▶ _Stated problem_:
Reproduce this listing in full.

▶ _Given records_:

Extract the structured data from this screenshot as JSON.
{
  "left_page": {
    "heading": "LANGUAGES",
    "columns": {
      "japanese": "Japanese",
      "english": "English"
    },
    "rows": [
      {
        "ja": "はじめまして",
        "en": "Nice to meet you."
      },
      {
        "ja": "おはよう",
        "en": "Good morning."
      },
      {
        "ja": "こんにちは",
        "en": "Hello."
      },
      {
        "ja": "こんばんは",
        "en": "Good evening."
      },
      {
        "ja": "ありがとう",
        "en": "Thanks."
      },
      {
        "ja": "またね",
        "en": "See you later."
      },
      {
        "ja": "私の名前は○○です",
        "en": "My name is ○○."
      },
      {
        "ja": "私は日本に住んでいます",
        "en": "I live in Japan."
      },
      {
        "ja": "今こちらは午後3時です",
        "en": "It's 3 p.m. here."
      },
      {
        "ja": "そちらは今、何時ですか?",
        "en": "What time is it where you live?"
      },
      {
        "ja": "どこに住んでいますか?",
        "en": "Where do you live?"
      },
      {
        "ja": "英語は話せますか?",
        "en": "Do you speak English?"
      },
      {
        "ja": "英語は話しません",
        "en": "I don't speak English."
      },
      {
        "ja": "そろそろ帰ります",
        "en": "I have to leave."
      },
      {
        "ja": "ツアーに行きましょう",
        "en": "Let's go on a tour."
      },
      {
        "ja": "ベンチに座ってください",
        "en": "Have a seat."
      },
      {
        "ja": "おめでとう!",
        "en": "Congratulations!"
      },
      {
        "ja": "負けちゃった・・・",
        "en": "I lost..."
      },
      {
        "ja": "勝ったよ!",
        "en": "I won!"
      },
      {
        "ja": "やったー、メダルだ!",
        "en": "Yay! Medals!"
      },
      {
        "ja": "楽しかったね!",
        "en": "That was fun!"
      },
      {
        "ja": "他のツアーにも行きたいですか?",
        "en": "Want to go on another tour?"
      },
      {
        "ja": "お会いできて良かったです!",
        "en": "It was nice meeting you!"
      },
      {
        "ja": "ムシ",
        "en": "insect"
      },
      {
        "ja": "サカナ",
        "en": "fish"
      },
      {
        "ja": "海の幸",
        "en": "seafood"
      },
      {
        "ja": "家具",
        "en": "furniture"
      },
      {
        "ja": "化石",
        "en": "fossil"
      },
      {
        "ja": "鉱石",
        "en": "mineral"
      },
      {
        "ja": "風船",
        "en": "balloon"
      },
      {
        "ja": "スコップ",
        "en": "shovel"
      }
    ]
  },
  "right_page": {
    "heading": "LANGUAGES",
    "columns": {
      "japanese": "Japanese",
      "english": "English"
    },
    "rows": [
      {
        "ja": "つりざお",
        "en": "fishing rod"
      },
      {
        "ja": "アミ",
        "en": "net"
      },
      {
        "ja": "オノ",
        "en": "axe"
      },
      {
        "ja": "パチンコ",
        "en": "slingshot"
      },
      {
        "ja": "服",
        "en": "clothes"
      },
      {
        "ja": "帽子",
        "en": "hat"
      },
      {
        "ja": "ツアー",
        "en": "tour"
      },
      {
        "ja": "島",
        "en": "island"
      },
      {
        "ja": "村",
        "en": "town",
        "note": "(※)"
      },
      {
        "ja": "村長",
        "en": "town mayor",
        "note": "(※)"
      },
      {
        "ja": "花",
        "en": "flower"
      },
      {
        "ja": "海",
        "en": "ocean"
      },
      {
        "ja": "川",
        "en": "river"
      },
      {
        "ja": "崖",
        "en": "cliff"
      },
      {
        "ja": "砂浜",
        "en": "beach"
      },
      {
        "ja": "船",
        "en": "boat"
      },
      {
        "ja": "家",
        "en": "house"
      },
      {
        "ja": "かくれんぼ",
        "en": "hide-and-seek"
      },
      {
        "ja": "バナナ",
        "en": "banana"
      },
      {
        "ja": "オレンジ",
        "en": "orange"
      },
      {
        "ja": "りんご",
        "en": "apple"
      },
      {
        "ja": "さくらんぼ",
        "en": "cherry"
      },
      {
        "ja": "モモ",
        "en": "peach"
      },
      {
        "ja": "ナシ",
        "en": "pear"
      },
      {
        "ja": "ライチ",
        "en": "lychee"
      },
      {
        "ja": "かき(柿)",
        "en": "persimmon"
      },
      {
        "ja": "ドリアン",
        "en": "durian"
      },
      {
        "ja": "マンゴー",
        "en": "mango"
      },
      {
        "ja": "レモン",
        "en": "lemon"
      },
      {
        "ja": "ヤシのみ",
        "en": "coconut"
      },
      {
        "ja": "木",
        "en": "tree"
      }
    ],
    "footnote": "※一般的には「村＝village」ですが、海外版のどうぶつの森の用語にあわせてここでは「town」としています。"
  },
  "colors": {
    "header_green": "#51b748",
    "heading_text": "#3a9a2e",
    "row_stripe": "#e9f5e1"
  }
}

▶ _Answer_:
Extract the structured data from this screenshot as JSON.
{
  "left_page": {
    "heading": "LANGUAGES",
    "columns": {
      "japanese": "Japanese",
      "english": "English"
    },
    "rows": [
      {
        "ja": "はじめまして",
        "en": "Nice to meet you."
      },
      {
        "ja": "おはよう",
        "en": "Good morning."
      },
      {
        "ja": "こんにちは",
        "en": "Hello."
      },
      {
        "ja": "こんばんは",
        "en": "Good evening."
      },
      {
        "ja": "ありがとう",
        "en": "Thanks."
      },
      {
        "ja": "またね",
        "en": "See you later."
      },
      {
        "ja": "私の名前は○○です",
        "en": "My name is ○○."
      },
      {
        "ja": "私は日本に住んでいます",
        "en": "I live in Japan."
      },
      {
        "ja": "今こちらは午後3時です",
        "en": "It's 3 p.m. here."
      },
      {
        "ja": "そちらは今、何時ですか?",
        "en": "What time is it where you live?"
      },
      {
        "ja": "どこに住んでいますか?",
        "en": "Where do you live?"
      },
      {
        "ja": "英語は話せますか?",
        "en": "Do you speak English?"
      },
      {
        "ja": "英語は話しません",
        "en": "I don't speak English."
      },
      {
        "ja": "そろそろ帰ります",
        "en": "I have to leave."
      },
      {
        "ja": "ツアーに行きましょう",
        "en": "Let's go on a tour."
      },
      {
        "ja": "ベンチに座ってください",
        "en": "Have a seat."
      },
      {
        "ja": "おめでとう!",
        "en": "Congratulations!"
      },
      {
        "ja": "負けちゃった・・・",
        "en": "I lost..."
      },
      {
        "ja": "勝ったよ!",
        "en": "I won!"
      },
      {
        "ja": "やったー、メダルだ!",
        "en": "Yay! Medals!"
      },
      {
        "ja": "楽しかったね!",
        "en": "That was fun!"
      },
      {
        "ja": "他のツアーにも行きたいですか?",
        "en": "Want to go on another tour?"
      },
      {
        "ja": "お会いできて良かったです!",
        "en": "It was nice meeting you!"
      },
      {
        "ja": "ムシ",
        "en": "insect"
      },
      {
        "ja": "サカナ",
        "en": "fish"
      },
      {
        "ja": "海の幸",
        "en": "seafood"
      },
      {
        "ja": "家具",
        "en": "furniture"
      },
      {
        "ja": "化石",
        "en": "fossil"
      },
      {
        "ja": "鉱石",
        "en": "mineral"
      },
      {
        "ja": "風船",
        "en": "balloon"
      },
      {
        "ja": "スコップ",
        "en": "shovel"
      }
    ]
  },
  "right_page": {
    "heading": "LANGUAGES",
    "columns": {
      "japanese": "Japanese",
      "english": "English"
    },
    "rows": [
      {
        "ja": "つりざお",
        "en": "fishing rod"
      },
      {
        "ja": "アミ",
        "en": "net"
      },
      {
        "ja": "オノ",
        "en": "axe"
      },
      {
        "ja": "パチンコ",
        "en": "slingshot"
      },
      {
        "ja": "服",
        "en": "clothes"
      },
      {
        "ja": "帽子",
        "en": "hat"
      },
      {
        "ja": "ツアー",
        "en": "tour"
      },
      {
        "ja": "島",
        "en": "island"
      },
      {
        "ja": "村",
        "en": "town",
        "note": "(※)"
      },
      {
        "ja": "村長",
        "en": "town mayor",
        "note": "(※)"
      },
      {
        "ja": "花",
        "en": "flower"
      },
      {
        "ja": "海",
        "en": "ocean"
      },
      {
        "ja": "川",
        "en": "river"
      },
      {
        "ja": "崖",
        "en": "cliff"
      },
      {
        "ja": "砂浜",
        "en": "beach"
      },
      {
        "ja": "船",
        "en": "boat"
      },
      {
        "ja": "家",
        "en": "house"
      },
      {
        "ja": "かくれんぼ",
        "en": "hide-and-seek"
      },
      {
        "ja": "バナナ",
        "en": "banana"
      },
      {
        "ja": "オレンジ",
        "en": "orange"
      },
      {
        "ja": "りんご",
        "en": "apple"
      },
      {
        "ja": "さくらんぼ",
        "en": "cherry"
      },
      {
        "ja": "モモ",
        "en": "peach"
      },
      {
        "ja": "ナシ",
        "en": "pear"
      },
      {
        "ja": "ライチ",
        "en": "lychee"
      },
      {
        "ja": "かき(柿)",
        "en": "persimmon"
      },
      {
        "ja": "ドリアン",
        "en": "durian"
      },
      {
        "ja": "マンゴー",
        "en": "mango"
      },
      {
        "ja": "レモン",
        "en": "lemon"
      },
      {
        "ja": "ヤシのみ",
        "en": "coconut"
      },
      {
        "ja": "木",
        "en": "tree"
      }
    ],
    "footnote": "※一般的には「村＝village」ですが、海外版のどうぶつの森の用語にあわせてここでは「town」としています。"
  },
  "colors": {
    "header_green": "#51b748",
    "heading_text": "#3a9a2e",
    "row_stripe": "#e9f5e1"
  }
}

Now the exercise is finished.